* **PROBLEM STATEMENT**
Write the next part of the interview about counting population in Texas redistricting, picking up right after its final sentence.

begin TEXT PASSAGE

Lithwick: Now talk to me briefly. I think a lot of us went into oral argument thinking this was a case chiefly about a hot-button issue, which is noncitizens. Whether you’re a legal alien, or whether you’re undocumented, whatever it is, we thought we were going to talk a lot about the Texas-specific questions of a huge Hispanic population that doesn’t vote. But we instead talked about children, right? Justice Breyer was very focused on the possibility that children would be disenfranchised. Was that a surprise to you—instead of focusing on other populations, we talked so much about children, who are, after all, children?

Persily: Well, I think that in constitutional argument, as in others, asking what about the children is always a good stepping stone to some other kind of argument. I think in here, you had the Children’s Defense Fund that actually came in and documented how a “one voter, one vote” rule would affect children in their representation, and that this would be just one more way that children would get a raw deal in getting represented.

It’s not just about children, per se; we’re talking about areas which have large families. So, populations that tend to have larger families are going to be disadvantaged in their representation than areas that are, you know, retiree communities or where there are fewer children. If you think about the public policy and how that might be shifted if you didn’t have to pay attention to children and families in the same way as you do when you’re drawing districts on the basis of population, I think that there’s a real concern here about the public policy implications of going with what the plaintiff’s proposed rule would be.

But I think that the issue of citizenship is still in the background. One issue that I’ve been trying to hammer that they really didn’t pay attention to—and the plaintiffs don’t—is this issue of felons and prisoners, because there are over 300,000 disenfranchised felons in Texas—roughly 100,000, I think, people in prison, or 80,000 to 100,000 people in prison. The plaintiffs in this case don’t ever talk about them. That’s a real issue when it comes to “one person, one vote” and equal representation.

Lithwick: Okay, now let’s turn to Justice Anthony Kennedy, because, as is inexorably the case on this podcast, we always have to say, what is Kennedy going to do? Justice Kennedy started sounding like he was going to propose some hybrid solution—that he’s going to allow us to count both citizens and voters. Let’s listen to Justice Kennedy trying to split the difference here.

Anthony Kennedy: Well, in a case like this, where there’s a 45 percent deviation or something of that order, then why isn’t Texas required at that point to recognize that these interests that are legitimate under the Constitution—which are voter-based—should not be accommodated and so that you should at least give some consideration to this disparity that you have among voters?

Lithwick: So, Nate, can you help us understand what it is that Kennedy is trying to think about as a possible middle way in this case?

Persily: This is one of those instances where I wanted to sort of reach into the courtroom, take Justice Kennedy, and put him in front of a computer where I could redistrict the state with him, because if you have experience drawing lines and trying to represent communities, you know that if you have to try to equalize both population, on the one hand, and eligible voters on the other hand, basically every other principle that might constrain the redistricting process would go out the window.

end TEXT PASSAGE
begin INFORMATION SHOWN

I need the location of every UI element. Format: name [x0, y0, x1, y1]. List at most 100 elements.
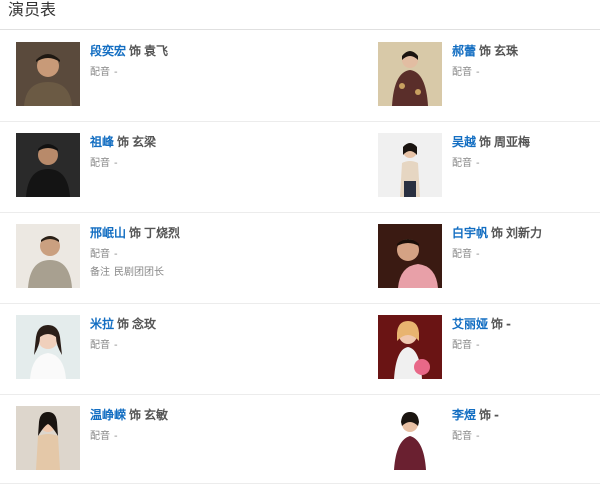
cast-name-line: 李煜饰 -	[452, 406, 499, 424]
actor-link[interactable]: 祖峰	[90, 135, 114, 149]
note-value: 民剧团团长	[114, 267, 164, 278]
cast-name-line: 吴越饰周亚梅	[452, 133, 530, 151]
actor-photo[interactable]	[378, 133, 442, 197]
actor-link[interactable]: 郝蕾	[452, 44, 476, 58]
voice-line: 配音 -	[90, 430, 118, 444]
voice-line: 配音 -	[90, 339, 118, 353]
plays-label: 饰	[479, 135, 492, 149]
voice-label: 配音	[452, 340, 472, 351]
actor-link[interactable]: 温峥嵘	[90, 408, 126, 422]
voice-label: 配音	[452, 431, 472, 442]
cast-name-line: 温峥嵘饰玄敏	[90, 406, 168, 424]
voice-value: -	[114, 158, 118, 169]
role-name: -	[506, 317, 512, 331]
cast-row: 温峥嵘饰玄敏 配音 - 李煜饰 - 配音 -	[0, 395, 600, 486]
actor-link[interactable]: 段奕宏	[90, 44, 126, 58]
row-divider	[0, 483, 600, 484]
voice-line: 配音 -	[452, 66, 480, 80]
voice-value: -	[476, 249, 480, 260]
voice-value: -	[114, 249, 118, 260]
cast-name-line: 祖峰饰玄梁	[90, 133, 156, 151]
role-name: 袁飞	[144, 44, 169, 58]
voice-label: 配音	[90, 67, 110, 78]
note-line: 备注 民剧团团长	[90, 266, 164, 280]
plays-label: 饰	[479, 408, 492, 422]
cast-card: 艾丽娅饰 - 配音 -	[378, 315, 600, 385]
actor-link[interactable]: 吴越	[452, 135, 476, 149]
cast-name-line: 艾丽娅饰 -	[452, 315, 511, 333]
cast-row: 邢岷山饰丁烧烈 配音 - 备注 民剧团团长 白宇帆饰刘新力 配音 -	[0, 213, 600, 304]
actor-link[interactable]: 李煜	[452, 408, 476, 422]
cast-card: 吴越饰周亚梅 配音 -	[378, 133, 600, 203]
cast-name-line: 白宇帆饰刘新力	[452, 224, 542, 242]
plays-label: 饰	[491, 226, 504, 240]
note-label: 备注	[90, 267, 110, 278]
voice-line: 配音 -	[452, 248, 480, 262]
actor-link[interactable]: 白宇帆	[452, 226, 488, 240]
cast-card: 温峥嵘饰玄敏 配音 -	[16, 406, 306, 476]
voice-value: -	[476, 431, 480, 442]
role-name: -	[494, 408, 500, 422]
role-name: 玄珠	[494, 44, 519, 58]
cast-card: 李煜饰 - 配音 -	[378, 406, 600, 476]
actor-photo[interactable]	[16, 315, 80, 379]
cast-card: 邢岷山饰丁烧烈 配音 - 备注 民剧团团长	[16, 224, 306, 294]
role-name: 玄敏	[144, 408, 169, 422]
role-name: 玄梁	[132, 135, 157, 149]
cast-card: 段奕宏饰袁飞 配音 -	[16, 42, 306, 112]
role-name: 周亚梅	[494, 135, 531, 149]
cast-name-line: 邢岷山饰丁烧烈	[90, 224, 180, 242]
actor-photo[interactable]	[378, 42, 442, 106]
actor-photo[interactable]	[16, 224, 80, 288]
actor-photo[interactable]	[378, 406, 442, 470]
voice-label: 配音	[452, 249, 472, 260]
cast-name-line: 米拉饰念玫	[90, 315, 156, 333]
voice-label: 配音	[452, 158, 472, 169]
plays-label: 饰	[491, 317, 504, 331]
voice-line: 配音 -	[90, 157, 118, 171]
actor-photo[interactable]	[378, 224, 442, 288]
voice-line: 配音 -	[452, 339, 480, 353]
cast-name-line: 郝蕾饰玄珠	[452, 42, 518, 60]
voice-line: 配音 -	[452, 157, 480, 171]
actor-photo[interactable]	[16, 406, 80, 470]
cast-card: 祖峰饰玄梁 配音 -	[16, 133, 306, 203]
voice-label: 配音	[452, 67, 472, 78]
voice-label: 配音	[90, 340, 110, 351]
voice-label: 配音	[90, 158, 110, 169]
cast-name-line: 段奕宏饰袁飞	[90, 42, 168, 60]
actor-link[interactable]: 米拉	[90, 317, 114, 331]
voice-value: -	[114, 431, 118, 442]
voice-value: -	[476, 158, 480, 169]
cast-row: 米拉饰念玫 配音 - 艾丽娅饰 - 配音 -	[0, 304, 600, 395]
cast-row: 段奕宏饰袁飞 配音 - 郝蕾饰玄珠 配音 -	[0, 31, 600, 122]
voice-value: -	[476, 67, 480, 78]
cast-row: 祖峰饰玄梁 配音 - 吴越饰周亚梅 配音 -	[0, 122, 600, 213]
voice-line: 配音 -	[452, 430, 480, 444]
plays-label: 饰	[129, 408, 142, 422]
voice-line: 配音 -	[90, 248, 118, 262]
role-name: 刘新力	[506, 226, 543, 240]
actor-photo[interactable]	[378, 315, 442, 379]
cast-card: 米拉饰念玫 配音 -	[16, 315, 306, 385]
plays-label: 饰	[479, 44, 492, 58]
role-name: 念玫	[132, 317, 157, 331]
section-title: 演员表	[8, 0, 57, 19]
voice-value: -	[114, 67, 118, 78]
actor-link[interactable]: 艾丽娅	[452, 317, 488, 331]
cast-card: 郝蕾饰玄珠 配音 -	[378, 42, 600, 112]
actor-photo[interactable]	[16, 133, 80, 197]
voice-value: -	[476, 340, 480, 351]
actor-photo[interactable]	[16, 42, 80, 106]
plays-label: 饰	[129, 226, 142, 240]
plays-label: 饰	[117, 135, 130, 149]
section-header: 演员表	[0, 0, 600, 30]
plays-label: 饰	[117, 317, 130, 331]
actor-link[interactable]: 邢岷山	[90, 226, 126, 240]
cast-card: 白宇帆饰刘新力 配音 -	[378, 224, 600, 294]
voice-line: 配音 -	[90, 66, 118, 80]
role-name: 丁烧烈	[144, 226, 181, 240]
voice-value: -	[114, 340, 118, 351]
plays-label: 饰	[129, 44, 142, 58]
voice-label: 配音	[90, 249, 110, 260]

end INFORMATION SHOWN

* **WRITTEN RESPONSE**
So, in Texas, for example, where you have large noncitizen communities on the border with Mexico—if you wanted to equalize both the number of voters and the number of people, you would end up having to draw really stringy-shaped districts going north to south in the state. One of the interesting things in this case is that the plaintiffs had an expert who said, yes, you could do this. It is possible to do this, but they’ve never shown anyone this map that supposedly could do so.

I can tell you that if anyone actually tried to do it, no one would want to support these kinds of lines, because they would break up communities. They would go through all kinds of counties. You wouldn’t be able to do anything else in the redistricting process, except trying to hit magic numbers of equalizing voters and equalizing people.

Lithwick: Yet this pragmatic problem—this is the thing that you’ve written about and thought so much about. There’s no practical way beyond the census to even do this counting.

Your brief says that there’s a really serious practical problem, because you’re coming to the court and saying, we want to count another way, but we’re not exactly sure what that’s going to look like. And the court seems to kind of dismiss it, right?

Persily: So, I filed a brief on behalf of myself and other redistricting experts, trying to lower the temperature in the philosophical debate by trying to focus on the practical implications of going with what the appellants are arguing here.

The brief makes a very simple argument, which is that we don’t have a dataset. No state has a dataset of eligible voters. Now you might think that every state knows which person is eligible to vote and which isn’t, but there is no way to redistrict on the basis of eligible voters, because, as we said earlier in the podcast, that doesn’t just mean talking about citizens and noncitizens. You have to deal with disenfranchised felons in Texas. You have to deal with prisoners. You also have to deal with the close to half a million people overseas who are eligible to vote in Texas elections but aren’t counted in the census.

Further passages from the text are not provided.